■ What to produce
Identify each line below containing the string "background" and copy it.

# Given entries start

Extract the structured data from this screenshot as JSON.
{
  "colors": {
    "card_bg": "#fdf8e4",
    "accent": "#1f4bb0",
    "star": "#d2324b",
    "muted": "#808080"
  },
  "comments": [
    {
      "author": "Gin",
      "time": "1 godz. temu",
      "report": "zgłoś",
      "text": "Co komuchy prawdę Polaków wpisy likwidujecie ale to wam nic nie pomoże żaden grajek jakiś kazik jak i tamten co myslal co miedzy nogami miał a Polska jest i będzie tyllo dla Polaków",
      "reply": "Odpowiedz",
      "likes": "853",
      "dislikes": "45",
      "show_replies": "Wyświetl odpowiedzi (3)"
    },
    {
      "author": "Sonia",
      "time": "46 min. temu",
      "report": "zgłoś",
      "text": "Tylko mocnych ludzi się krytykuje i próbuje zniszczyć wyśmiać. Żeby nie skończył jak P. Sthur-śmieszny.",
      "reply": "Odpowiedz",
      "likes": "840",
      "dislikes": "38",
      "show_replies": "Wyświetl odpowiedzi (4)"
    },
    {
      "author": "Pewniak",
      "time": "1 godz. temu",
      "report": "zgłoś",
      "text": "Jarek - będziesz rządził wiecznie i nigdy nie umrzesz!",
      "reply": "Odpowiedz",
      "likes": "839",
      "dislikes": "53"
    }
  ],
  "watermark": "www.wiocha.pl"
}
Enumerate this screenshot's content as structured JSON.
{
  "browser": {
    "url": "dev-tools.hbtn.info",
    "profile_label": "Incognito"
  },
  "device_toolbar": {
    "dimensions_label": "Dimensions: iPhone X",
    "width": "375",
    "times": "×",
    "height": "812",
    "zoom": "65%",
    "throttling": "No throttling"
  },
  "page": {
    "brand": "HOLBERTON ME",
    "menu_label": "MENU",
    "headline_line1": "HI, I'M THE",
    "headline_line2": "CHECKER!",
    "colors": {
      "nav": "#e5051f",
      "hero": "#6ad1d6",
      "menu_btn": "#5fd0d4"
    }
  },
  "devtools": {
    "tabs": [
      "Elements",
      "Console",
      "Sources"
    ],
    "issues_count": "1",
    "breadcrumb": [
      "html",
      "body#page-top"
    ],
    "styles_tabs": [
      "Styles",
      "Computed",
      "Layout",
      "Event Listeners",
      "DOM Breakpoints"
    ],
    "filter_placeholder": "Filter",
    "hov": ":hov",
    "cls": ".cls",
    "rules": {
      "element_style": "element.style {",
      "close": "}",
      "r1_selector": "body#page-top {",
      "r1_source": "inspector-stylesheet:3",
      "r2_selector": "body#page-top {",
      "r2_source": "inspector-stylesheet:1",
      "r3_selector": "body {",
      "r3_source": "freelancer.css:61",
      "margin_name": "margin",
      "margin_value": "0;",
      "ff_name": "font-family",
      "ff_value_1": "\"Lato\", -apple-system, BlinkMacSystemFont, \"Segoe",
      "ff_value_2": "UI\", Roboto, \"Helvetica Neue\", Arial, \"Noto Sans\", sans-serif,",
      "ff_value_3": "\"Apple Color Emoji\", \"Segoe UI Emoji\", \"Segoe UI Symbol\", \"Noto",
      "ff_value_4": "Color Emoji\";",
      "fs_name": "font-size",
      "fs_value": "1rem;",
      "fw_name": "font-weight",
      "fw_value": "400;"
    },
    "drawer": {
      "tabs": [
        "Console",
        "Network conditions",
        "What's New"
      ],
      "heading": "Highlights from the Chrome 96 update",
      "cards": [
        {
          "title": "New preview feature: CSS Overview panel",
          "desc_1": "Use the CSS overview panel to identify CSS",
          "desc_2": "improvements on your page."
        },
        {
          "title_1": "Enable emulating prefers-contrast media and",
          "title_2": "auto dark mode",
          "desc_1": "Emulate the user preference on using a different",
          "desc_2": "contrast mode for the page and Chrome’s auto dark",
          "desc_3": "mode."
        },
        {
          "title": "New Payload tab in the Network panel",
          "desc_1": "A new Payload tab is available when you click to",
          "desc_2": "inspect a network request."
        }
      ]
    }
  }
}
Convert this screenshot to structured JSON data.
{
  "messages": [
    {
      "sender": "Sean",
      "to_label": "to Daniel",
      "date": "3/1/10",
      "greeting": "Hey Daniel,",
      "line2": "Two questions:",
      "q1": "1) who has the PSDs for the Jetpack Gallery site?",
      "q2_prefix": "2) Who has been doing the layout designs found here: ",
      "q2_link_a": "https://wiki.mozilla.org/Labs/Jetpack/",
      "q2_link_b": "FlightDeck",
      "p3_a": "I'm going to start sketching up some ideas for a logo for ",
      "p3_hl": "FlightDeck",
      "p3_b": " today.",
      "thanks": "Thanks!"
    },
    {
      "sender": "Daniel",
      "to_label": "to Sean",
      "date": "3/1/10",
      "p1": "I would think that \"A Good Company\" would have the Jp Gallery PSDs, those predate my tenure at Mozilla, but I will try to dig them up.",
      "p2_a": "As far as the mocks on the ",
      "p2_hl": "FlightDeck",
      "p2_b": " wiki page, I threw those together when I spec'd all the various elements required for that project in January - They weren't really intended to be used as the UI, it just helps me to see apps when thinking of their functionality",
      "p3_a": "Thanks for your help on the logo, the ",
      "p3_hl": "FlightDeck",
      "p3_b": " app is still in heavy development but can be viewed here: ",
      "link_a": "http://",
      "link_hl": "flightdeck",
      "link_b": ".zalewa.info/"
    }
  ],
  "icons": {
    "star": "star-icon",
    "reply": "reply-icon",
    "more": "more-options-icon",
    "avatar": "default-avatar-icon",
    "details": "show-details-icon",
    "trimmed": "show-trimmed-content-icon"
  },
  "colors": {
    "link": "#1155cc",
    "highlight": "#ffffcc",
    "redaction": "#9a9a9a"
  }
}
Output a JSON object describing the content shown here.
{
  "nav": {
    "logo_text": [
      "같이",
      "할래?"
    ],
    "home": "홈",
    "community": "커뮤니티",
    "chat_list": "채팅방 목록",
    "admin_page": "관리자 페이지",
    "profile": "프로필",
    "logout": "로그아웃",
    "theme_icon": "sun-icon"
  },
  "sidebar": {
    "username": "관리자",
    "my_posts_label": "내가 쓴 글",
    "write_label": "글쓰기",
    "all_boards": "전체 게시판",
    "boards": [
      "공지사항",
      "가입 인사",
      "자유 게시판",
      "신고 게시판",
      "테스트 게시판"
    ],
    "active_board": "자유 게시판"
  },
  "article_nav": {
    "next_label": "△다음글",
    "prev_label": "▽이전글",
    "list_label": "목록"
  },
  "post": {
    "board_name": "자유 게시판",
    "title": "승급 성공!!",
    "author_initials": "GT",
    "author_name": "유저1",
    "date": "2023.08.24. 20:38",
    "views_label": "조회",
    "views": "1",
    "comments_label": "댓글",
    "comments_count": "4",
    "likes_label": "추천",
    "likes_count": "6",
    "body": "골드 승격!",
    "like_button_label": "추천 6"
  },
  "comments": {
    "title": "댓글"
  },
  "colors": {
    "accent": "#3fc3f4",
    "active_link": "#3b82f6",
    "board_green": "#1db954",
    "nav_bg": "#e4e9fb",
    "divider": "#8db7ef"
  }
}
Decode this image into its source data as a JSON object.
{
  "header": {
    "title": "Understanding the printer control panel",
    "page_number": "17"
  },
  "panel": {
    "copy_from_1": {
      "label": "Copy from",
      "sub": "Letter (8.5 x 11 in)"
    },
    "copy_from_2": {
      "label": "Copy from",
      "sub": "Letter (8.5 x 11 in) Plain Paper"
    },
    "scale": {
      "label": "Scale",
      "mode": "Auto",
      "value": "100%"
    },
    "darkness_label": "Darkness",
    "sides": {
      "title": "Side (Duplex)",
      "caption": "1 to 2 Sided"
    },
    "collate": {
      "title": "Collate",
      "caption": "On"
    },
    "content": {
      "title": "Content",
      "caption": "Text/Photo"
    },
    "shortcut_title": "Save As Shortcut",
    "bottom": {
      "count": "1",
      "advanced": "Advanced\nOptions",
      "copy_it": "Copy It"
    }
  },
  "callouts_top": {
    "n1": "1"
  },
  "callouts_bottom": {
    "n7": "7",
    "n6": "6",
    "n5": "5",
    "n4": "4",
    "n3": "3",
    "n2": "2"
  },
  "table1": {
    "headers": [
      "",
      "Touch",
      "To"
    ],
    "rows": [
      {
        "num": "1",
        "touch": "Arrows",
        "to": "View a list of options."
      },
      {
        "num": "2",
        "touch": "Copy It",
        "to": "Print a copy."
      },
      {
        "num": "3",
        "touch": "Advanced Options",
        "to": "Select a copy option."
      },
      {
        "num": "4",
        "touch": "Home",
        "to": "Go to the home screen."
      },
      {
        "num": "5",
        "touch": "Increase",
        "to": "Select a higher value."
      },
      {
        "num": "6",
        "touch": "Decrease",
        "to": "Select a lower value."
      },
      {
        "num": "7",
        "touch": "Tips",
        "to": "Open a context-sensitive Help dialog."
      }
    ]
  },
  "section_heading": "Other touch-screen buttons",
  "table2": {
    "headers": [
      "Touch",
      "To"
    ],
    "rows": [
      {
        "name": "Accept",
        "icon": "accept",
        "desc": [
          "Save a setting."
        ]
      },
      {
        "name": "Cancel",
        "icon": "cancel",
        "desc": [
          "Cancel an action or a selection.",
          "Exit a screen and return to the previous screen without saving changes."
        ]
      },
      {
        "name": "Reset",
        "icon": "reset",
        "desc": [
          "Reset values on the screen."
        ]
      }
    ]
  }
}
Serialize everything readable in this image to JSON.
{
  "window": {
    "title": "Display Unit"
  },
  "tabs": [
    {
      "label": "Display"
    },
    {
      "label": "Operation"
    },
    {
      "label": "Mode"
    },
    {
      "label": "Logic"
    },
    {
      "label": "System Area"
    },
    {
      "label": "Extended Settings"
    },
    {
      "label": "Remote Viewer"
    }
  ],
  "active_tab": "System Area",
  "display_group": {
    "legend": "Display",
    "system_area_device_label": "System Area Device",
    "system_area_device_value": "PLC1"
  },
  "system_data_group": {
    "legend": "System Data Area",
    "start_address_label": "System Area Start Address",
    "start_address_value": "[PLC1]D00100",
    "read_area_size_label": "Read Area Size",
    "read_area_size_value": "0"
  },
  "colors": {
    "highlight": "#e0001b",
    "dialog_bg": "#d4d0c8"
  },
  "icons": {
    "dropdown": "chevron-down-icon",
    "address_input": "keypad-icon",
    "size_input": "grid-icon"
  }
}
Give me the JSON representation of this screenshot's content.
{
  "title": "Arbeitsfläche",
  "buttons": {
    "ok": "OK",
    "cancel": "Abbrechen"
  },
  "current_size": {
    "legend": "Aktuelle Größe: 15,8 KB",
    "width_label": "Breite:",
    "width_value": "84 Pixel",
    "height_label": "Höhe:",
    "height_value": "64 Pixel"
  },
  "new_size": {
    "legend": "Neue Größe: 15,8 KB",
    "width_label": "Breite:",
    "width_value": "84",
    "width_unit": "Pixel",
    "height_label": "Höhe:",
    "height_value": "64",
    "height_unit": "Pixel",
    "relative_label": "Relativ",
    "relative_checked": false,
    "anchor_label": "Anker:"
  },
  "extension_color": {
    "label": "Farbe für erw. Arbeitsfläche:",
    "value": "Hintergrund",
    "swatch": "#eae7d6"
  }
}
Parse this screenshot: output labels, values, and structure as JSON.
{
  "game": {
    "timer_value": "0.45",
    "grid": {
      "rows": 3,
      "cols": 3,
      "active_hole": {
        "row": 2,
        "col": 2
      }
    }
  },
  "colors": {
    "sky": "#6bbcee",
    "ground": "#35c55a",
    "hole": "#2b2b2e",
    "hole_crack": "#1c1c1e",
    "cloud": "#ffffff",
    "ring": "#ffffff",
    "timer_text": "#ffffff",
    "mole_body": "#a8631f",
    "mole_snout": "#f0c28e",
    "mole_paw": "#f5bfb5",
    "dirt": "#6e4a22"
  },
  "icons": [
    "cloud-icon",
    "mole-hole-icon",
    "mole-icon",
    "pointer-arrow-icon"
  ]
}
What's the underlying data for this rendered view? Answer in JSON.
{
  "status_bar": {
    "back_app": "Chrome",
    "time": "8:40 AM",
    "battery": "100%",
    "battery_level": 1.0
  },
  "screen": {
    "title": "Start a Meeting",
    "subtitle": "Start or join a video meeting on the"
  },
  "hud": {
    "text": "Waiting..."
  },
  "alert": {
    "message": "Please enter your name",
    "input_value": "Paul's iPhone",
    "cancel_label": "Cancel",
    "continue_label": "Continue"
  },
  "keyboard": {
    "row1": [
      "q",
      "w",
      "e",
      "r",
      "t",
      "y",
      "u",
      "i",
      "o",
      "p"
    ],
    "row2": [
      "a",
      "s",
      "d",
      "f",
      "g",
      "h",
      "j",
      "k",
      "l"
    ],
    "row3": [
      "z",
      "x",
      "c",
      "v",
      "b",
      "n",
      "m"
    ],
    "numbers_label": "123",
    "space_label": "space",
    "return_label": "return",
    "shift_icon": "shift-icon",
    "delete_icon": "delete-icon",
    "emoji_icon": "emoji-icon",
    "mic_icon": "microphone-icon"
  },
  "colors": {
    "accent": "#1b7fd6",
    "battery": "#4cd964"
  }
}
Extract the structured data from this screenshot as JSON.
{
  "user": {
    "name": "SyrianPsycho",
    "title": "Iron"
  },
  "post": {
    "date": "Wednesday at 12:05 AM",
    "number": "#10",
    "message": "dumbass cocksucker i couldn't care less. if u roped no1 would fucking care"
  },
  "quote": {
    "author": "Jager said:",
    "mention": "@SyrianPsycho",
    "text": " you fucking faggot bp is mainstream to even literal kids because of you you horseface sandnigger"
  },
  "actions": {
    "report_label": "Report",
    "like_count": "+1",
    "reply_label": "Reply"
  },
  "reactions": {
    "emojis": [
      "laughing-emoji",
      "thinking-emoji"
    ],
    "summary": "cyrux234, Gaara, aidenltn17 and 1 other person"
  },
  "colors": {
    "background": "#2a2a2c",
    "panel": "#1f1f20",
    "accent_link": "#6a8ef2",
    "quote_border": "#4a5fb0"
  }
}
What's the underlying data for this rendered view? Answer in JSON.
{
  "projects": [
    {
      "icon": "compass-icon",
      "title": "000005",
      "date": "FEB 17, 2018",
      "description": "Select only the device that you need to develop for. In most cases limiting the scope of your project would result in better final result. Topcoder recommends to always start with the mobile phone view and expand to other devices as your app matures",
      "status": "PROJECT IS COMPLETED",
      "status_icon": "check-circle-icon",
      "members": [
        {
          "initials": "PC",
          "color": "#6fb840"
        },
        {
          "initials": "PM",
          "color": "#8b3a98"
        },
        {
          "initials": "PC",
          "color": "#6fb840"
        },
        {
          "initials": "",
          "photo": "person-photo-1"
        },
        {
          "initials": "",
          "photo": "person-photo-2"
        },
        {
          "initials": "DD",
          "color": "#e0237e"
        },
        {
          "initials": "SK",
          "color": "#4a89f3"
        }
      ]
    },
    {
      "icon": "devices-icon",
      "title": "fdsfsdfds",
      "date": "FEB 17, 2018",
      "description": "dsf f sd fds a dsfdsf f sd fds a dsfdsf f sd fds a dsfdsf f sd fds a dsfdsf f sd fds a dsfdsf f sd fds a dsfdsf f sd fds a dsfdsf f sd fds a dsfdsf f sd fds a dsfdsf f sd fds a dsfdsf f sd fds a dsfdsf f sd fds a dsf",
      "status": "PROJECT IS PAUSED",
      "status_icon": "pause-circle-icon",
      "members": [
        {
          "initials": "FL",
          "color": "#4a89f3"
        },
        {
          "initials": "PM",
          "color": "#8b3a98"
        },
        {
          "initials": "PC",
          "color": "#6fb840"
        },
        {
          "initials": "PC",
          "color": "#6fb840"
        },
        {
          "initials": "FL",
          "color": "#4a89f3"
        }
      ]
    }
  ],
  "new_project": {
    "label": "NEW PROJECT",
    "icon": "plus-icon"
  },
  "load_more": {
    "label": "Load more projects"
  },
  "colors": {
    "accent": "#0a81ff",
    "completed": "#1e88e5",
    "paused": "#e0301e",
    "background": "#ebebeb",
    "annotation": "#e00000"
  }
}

# Given entries end

■ Answer to the task
    "background": "#2a2a2c",
    "background": "#ebebeb",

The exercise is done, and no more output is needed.